## PROBLEM TO SOLVE
Each entry in the listing below should be restated word for word.

## DATA ROWS
--- BEGIN ---
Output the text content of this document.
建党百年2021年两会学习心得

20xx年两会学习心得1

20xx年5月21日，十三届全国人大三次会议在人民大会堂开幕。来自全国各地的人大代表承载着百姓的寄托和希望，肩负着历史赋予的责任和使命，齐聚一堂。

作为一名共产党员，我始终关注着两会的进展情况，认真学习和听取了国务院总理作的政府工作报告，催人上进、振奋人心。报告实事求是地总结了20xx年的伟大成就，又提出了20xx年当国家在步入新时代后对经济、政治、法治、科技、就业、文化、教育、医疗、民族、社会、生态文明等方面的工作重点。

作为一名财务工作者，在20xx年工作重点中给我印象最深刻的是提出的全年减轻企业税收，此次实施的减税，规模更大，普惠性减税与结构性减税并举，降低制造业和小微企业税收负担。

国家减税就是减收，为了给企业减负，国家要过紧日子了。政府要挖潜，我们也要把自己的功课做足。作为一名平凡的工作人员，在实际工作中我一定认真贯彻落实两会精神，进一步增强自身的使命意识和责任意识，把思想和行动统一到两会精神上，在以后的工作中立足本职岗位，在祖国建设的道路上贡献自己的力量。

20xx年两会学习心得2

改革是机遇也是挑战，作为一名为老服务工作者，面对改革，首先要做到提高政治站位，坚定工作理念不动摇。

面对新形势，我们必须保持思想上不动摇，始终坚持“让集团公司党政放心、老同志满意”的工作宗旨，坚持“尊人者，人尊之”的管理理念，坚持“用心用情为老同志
--- END ---
## RESPONSE
Output the text content of this document.
建党百年2021年两会学习心得

20xx年两会学习心得1

20xx年5月21日，十三届全国人大三次会议在人民大会堂开幕。来自全国各地的人大代表承载着百姓的寄托和希望，肩负着历史赋予的责任和使命，齐聚一堂。

作为一名共产党员，我始终关注着两会的进展情况，认真学习和听取了国务院总理作的政府工作报告，催人上进、振奋人心。报告实事求是地总结了20xx年的伟大成就，又提出了20xx年当国家在步入新时代后对经济、政治、法治、科技、就业、文化、教育、医疗、民族、社会、生态文明等方面的工作重点。

作为一名财务工作者，在20xx年工作重点中给我印象最深刻的是提出的全年减轻企业税收，此次实施的减税，规模更大，普惠性减税与结构性减税并举，降低制造业和小微企业税收负担。

国家减税就是减收，为了给企业减负，国家要过紧日子了。政府要挖潜，我们也要把自己的功课做足。作为一名平凡的工作人员，在实际工作中我一定认真贯彻落实两会精神，进一步增强自身的使命意识和责任意识，把思想和行动统一到两会精神上，在以后的工作中立足本职岗位，在祖国建设的道路上贡献自己的力量。

20xx年两会学习心得2

改革是机遇也是挑战，作为一名为老服务工作者，面对改革，首先要做到提高政治站位，坚定工作理念不动摇。

面对新形势，我们必须保持思想上不动摇，始终坚持“让集团公司党政放心、老同志满意”的工作宗旨，坚持“尊人者，人尊之”的管理理念，坚持“用心用情为老同志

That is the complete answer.